Exercise aim:
Exactly reproduce the lines that follow.

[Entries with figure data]
________________________

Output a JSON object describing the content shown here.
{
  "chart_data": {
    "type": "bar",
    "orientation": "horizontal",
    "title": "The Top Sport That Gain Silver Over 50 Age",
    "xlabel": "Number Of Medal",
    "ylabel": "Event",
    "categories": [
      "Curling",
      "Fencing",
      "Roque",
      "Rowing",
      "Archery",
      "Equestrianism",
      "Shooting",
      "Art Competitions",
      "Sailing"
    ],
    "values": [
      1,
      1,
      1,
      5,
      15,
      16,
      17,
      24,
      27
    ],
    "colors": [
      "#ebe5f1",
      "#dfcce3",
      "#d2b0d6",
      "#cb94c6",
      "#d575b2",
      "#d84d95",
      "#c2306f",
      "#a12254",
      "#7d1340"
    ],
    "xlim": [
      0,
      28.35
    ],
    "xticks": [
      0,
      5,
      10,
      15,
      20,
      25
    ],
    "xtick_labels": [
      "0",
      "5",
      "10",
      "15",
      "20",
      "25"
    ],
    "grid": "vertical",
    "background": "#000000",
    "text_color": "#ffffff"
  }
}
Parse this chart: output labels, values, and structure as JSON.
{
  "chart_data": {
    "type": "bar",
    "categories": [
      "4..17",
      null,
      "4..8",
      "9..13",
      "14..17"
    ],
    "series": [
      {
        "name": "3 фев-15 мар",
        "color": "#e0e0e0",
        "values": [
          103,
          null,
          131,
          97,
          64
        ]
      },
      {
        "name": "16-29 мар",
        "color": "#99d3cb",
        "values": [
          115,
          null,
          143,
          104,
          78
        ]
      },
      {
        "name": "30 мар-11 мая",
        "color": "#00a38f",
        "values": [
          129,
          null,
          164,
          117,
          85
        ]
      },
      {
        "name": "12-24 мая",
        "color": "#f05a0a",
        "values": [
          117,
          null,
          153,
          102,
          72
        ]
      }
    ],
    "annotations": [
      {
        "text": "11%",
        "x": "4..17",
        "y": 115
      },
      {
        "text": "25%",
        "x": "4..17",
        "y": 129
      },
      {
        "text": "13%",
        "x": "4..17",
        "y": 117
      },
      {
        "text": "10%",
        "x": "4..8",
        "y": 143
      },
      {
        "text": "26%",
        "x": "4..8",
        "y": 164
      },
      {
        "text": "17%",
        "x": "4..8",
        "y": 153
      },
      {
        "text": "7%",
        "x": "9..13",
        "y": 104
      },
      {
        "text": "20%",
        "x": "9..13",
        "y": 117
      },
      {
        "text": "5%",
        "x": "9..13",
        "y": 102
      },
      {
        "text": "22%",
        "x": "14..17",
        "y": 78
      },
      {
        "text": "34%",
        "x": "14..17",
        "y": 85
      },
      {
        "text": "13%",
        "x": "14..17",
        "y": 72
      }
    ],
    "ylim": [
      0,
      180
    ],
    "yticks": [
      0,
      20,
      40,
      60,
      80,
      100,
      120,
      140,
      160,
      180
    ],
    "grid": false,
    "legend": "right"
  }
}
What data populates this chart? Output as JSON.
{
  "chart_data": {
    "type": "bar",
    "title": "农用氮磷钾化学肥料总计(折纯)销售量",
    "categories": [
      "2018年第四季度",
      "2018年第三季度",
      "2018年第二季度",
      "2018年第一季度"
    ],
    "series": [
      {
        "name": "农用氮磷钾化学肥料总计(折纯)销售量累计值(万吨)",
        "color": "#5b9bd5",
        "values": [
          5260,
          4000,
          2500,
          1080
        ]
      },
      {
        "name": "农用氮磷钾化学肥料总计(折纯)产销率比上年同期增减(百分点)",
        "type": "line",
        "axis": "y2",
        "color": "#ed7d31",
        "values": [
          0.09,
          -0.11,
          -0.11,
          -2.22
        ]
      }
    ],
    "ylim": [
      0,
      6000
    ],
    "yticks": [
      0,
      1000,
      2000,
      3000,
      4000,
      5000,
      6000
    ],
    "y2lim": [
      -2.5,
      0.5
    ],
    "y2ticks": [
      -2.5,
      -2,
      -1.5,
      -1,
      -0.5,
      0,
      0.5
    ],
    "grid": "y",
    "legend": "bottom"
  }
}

________________________

Task solution:
Output a JSON object describing the content shown here.
{
  "chart_data": {
    "type": "bar",
    "orientation": "horizontal",
    "title": "The Top Sport That Gain Silver Over 50 Age",
    "xlabel": "Number Of Medal",
    "ylabel": "Event",
    "categories": [
      "Curling",
      "Fencing",
      "Roque",
      "Rowing",
      "Archery",
      "Equestrianism",
      "Shooting",
      "Art Competitions",
      "Sailing"
    ],
    "values": [
      1,
      1,
      1,
      5,
      15,
      16,
      17,
      24,
      27
    ],
    "colors": [
      "#ebe5f1",
      "#dfcce3",
      "#d2b0d6",
      "#cb94c6",
      "#d575b2",
      "#d84d95",
      "#c2306f",
      "#a12254",
      "#7d1340"
    ],
    "xlim": [
      0,
      28.35
    ],
    "xticks": [
      0,
      5,
      10,
      15,
      20,
      25
    ],
    "xtick_labels": [
      "0",
      "5",
      "10",
      "15",
      "20",
      "25"
    ],
    "grid": "vertical",
    "background": "#000000",
    "text_color": "#ffffff"
  }
}
Parse this chart: output labels, values, and structure as JSON.
{
  "chart_data": {
    "type": "bar",
    "categories": [
      "4..17",
      null,
      "4..8",
      "9..13",
      "14..17"
    ],
    "series": [
      {
        "name": "3 фев-15 мар",
        "color": "#e0e0e0",
        "values": [
          103,
          null,
          131,
          97,
          64
        ]
      },
      {
        "name": "16-29 мар",
        "color": "#99d3cb",
        "values": [
          115,
          null,
          143,
          104,
          78
        ]
      },
      {
        "name": "30 мар-11 мая",
        "color": "#00a38f",
        "values": [
          129,
          null,
          164,
          117,
          85
        ]
      },
      {
        "name": "12-24 мая",
        "color": "#f05a0a",
        "values": [
          117,
          null,
          153,
          102,
          72
        ]
      }
    ],
    "annotations": [
      {
        "text": "11%",
        "x": "4..17",
        "y": 115
      },
      {
        "text": "25%",
        "x": "4..17",
        "y": 129
      },
      {
        "text": "13%",
        "x": "4..17",
        "y": 117
      },
      {
        "text": "10%",
        "x": "4..8",
        "y": 143
      },
      {
        "text": "26%",
        "x": "4..8",
        "y": 164
      },
      {
        "text": "17%",
        "x": "4..8",
        "y": 153
      },
      {
        "text": "7%",
        "x": "9..13",
        "y": 104
      },
      {
        "text": "20%",
        "x": "9..13",
        "y": 117
      },
      {
        "text": "5%",
        "x": "9..13",
        "y": 102
      },
      {
        "text": "22%",
        "x": "14..17",
        "y": 78
      },
      {
        "text": "34%",
        "x": "14..17",
        "y": 85
      },
      {
        "text": "13%",
        "x": "14..17",
        "y": 72
      }
    ],
    "ylim": [
      0,
      180
    ],
    "yticks": [
      0,
      20,
      40,
      60,
      80,
      100,
      120,
      140,
      160,
      180
    ],
    "grid": false,
    "legend": "right"
  }
}
What data populates this chart? Output as JSON.
{
  "chart_data": {
    "type": "bar",
    "title": "农用氮磷钾化学肥料总计(折纯)销售量",
    "categories": [
      "2018年第四季度",
      "2018年第三季度",
      "2018年第二季度",
      "2018年第一季度"
    ],
    "series": [
      {
        "name": "农用氮磷钾化学肥料总计(折纯)销售量累计值(万吨)",
        "color": "#5b9bd5",
        "values": [
          5260,
          4000,
          2500,
          1080
        ]
      },
      {
        "name": "农用氮磷钾化学肥料总计(折纯)产销率比上年同期增减(百分点)",
        "type": "line",
        "axis": "y2",
        "color": "#ed7d31",
        "values": [
          0.09,
          -0.11,
          -0.11,
          -2.22
        ]
      }
    ],
    "ylim": [
      0,
      6000
    ],
    "yticks": [
      0,
      1000,
      2000,
      3000,
      4000,
      5000,
      6000
    ],
    "y2lim": [
      -2.5,
      0.5
    ],
    "y2ticks": [
      -2.5,
      -2,
      -1.5,
      -1,
      -0.5,
      0,
      0.5
    ],
    "grid": "y",
    "legend": "bottom"
  }
}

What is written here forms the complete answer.